- Description of the task
Copy each line of the material below that includes the string "Department".

- Rows from a dataset

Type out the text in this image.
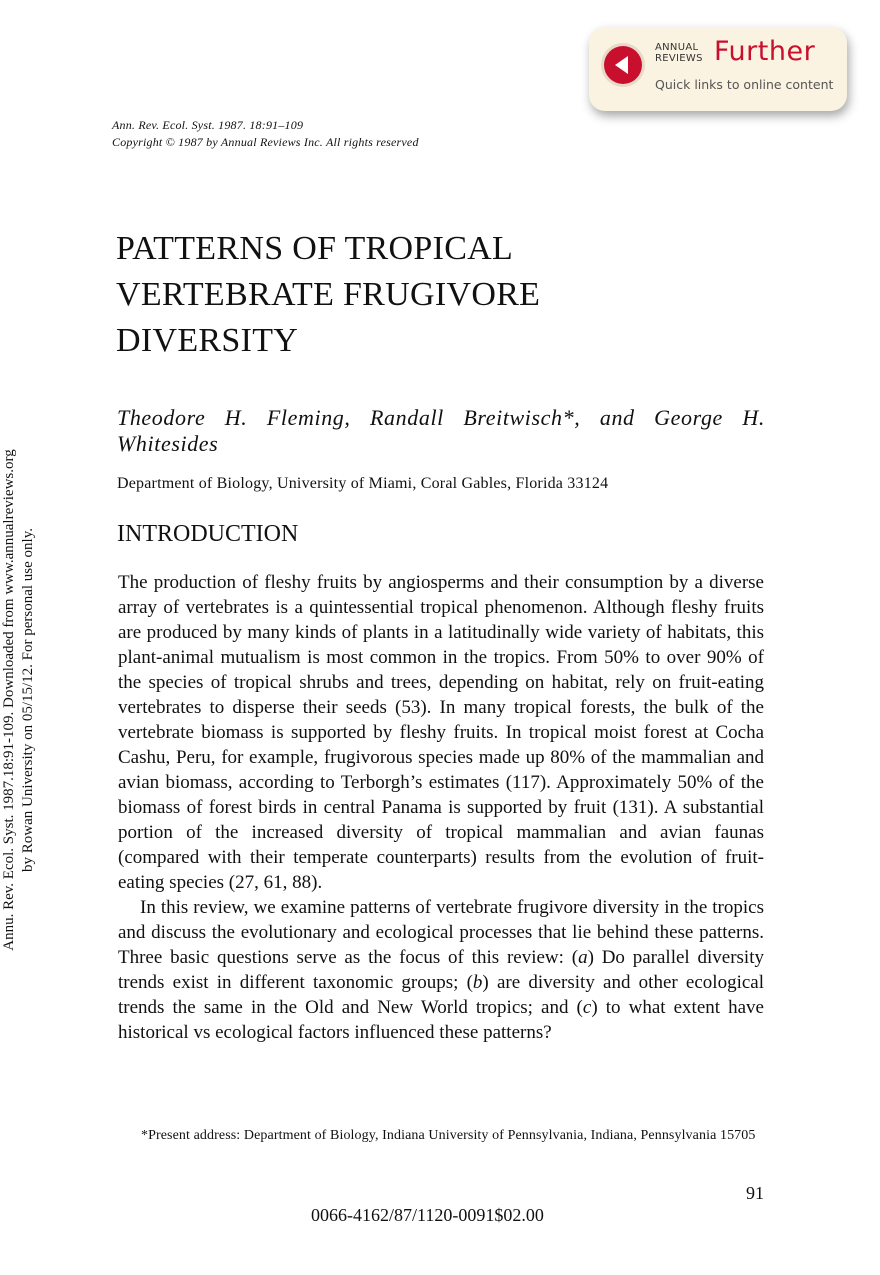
ANNUAL
REVIEWS Further
Quick links to online content
Ann. Rev. Ecol. Syst. 1987. 18:91–109
Copyright © 1987 by Annual Reviews Inc. All rights reserved
Annu. Rev. Ecol. Syst. 1987.18:91-109. Downloaded from www.annualreviews.org by Rowan University on 05/15/12. For personal use only.
PATTERNS OF TROPICAL
VERTEBRATE FRUGIVORE
DIVERSITY
Theodore H. Fleming, Randall Breitwisch*, and George H. Whitesides
Department of Biology, University of Miami, Coral Gables, Florida 33124
INTRODUCTION

The production of fleshy fruits by angiosperms and their consumption by a diverse array of vertebrates is a quintessential tropical phenomenon. Although fleshy fruits are produced by many kinds of plants in a latitudinally wide variety of habitats, this plant-animal mutualism is most common in the tropics. From 50% to over 90% of the species of tropical shrubs and trees, depending on habitat, rely on fruit-eating vertebrates to disperse their seeds (53). In many tropical forests, the bulk of the vertebrate biomass is supported by fleshy fruits. In tropical moist forest at Cocha Cashu, Peru, for example, frugivorous species made up 80% of the mammalian and avian biomass, according to Terborgh’s estimates (117). Approximately 50% of the biomass of forest birds in central Panama is supported by fruit (131). A substantial portion of the increased diversity of tropical mammalian and avian faunas (compared with their temperate counterparts) results from the evolution of fruit-eating species (27, 61, 88).

In this review, we examine patterns of vertebrate frugivore diversity in the tropics and discuss the evolutionary and ecological processes that lie behind these patterns. Three basic questions serve as the focus of this review: (a) Do parallel diversity trends exist in different taxonomic groups; (b) are diversity and other ecological trends the same in the Old and New World tropics; and (c) to what extent have historical vs ecological factors influenced these patterns?

*Present address: Department of Biology, Indiana University of Pennsylvania, Indiana, Pennsylvania 15705
91
0066-4162/87/1120-0091$02.00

- Solution for this task
Department of Biology, University of Miami, Coral Gables, Florida 33124
*Present address: Department of Biology, Indiana University of Pennsylvania, Indiana, Pennsylvania 15705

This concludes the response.